• _Data for processing_

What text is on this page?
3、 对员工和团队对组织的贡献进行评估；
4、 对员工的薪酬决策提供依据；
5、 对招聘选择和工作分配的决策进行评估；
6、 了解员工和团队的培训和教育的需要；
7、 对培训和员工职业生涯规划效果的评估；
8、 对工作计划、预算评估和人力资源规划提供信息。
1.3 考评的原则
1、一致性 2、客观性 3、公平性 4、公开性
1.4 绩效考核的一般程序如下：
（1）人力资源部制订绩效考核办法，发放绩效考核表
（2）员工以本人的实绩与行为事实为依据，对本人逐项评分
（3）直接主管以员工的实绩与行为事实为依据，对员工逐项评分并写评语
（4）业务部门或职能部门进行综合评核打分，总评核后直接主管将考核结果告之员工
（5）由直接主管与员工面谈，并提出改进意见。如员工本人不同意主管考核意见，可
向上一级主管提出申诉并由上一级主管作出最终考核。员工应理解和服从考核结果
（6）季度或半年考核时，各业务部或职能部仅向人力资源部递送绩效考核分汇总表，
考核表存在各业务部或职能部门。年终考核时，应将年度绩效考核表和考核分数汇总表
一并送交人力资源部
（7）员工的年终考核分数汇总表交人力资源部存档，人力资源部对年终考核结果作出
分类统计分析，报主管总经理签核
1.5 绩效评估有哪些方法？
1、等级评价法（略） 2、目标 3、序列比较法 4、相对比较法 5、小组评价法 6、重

• _Your instructions_
Repeat the data verbatim.

• _Task output_
What text is on this page?
3、 对员工和团队对组织的贡献进行评估；
4、 对员工的薪酬决策提供依据；
5、 对招聘选择和工作分配的决策进行评估；
6、 了解员工和团队的培训和教育的需要；
7、 对培训和员工职业生涯规划效果的评估；
8、 对工作计划、预算评估和人力资源规划提供信息。
1.3 考评的原则
1、一致性 2、客观性 3、公平性 4、公开性
1.4 绩效考核的一般程序如下：
（1）人力资源部制订绩效考核办法，发放绩效考核表
（2）员工以本人的实绩与行为事实为依据，对本人逐项评分
（3）直接主管以员工的实绩与行为事实为依据，对员工逐项评分并写评语
（4）业务部门或职能部门进行综合评核打分，总评核后直接主管将考核结果告之员工
（5）由直接主管与员工面谈，并提出改进意见。如员工本人不同意主管考核意见，可
向上一级主管提出申诉并由上一级主管作出最终考核。员工应理解和服从考核结果
（6）季度或半年考核时，各业务部或职能部仅向人力资源部递送绩效考核分汇总表，
考核表存在各业务部或职能部门。年终考核时，应将年度绩效考核表和考核分数汇总表
一并送交人力资源部
（7）员工的年终考核分数汇总表交人力资源部存档，人力资源部对年终考核结果作出
分类统计分析，报主管总经理签核
1.5 绩效评估有哪些方法？
1、等级评价法（略） 2、目标 3、序列比较法 4、相对比较法 5、小组评价法 6、重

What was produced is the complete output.